**PROBLEM**
Below are some records. Say how many of their lines include the string "ylabel", giving only the number.

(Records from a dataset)

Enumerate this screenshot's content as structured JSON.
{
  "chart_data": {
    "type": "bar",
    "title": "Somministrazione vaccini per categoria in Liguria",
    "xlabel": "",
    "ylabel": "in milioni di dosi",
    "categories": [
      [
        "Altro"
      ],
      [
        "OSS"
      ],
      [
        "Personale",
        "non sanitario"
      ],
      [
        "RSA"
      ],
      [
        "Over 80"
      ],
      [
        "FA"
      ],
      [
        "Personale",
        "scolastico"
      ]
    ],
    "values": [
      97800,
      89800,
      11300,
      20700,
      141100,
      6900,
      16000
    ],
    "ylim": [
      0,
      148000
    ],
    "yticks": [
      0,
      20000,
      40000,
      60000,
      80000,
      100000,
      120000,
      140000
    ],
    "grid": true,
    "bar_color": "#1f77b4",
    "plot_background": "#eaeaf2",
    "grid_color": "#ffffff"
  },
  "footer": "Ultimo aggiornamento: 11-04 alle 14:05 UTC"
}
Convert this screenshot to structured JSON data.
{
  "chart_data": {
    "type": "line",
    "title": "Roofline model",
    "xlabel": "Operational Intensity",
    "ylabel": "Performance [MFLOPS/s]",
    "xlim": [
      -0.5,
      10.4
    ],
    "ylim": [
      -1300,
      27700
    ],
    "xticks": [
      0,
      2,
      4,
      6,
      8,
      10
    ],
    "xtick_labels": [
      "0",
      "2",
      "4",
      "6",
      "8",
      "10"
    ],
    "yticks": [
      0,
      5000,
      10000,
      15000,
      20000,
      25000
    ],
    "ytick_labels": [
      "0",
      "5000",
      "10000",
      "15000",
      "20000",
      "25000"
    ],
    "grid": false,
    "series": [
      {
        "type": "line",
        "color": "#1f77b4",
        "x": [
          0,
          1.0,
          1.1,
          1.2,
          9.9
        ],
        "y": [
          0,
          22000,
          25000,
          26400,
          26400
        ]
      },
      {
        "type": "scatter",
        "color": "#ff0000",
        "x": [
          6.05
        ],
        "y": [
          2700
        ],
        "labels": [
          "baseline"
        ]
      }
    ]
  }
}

**RESPONSE TO THE TASK**
2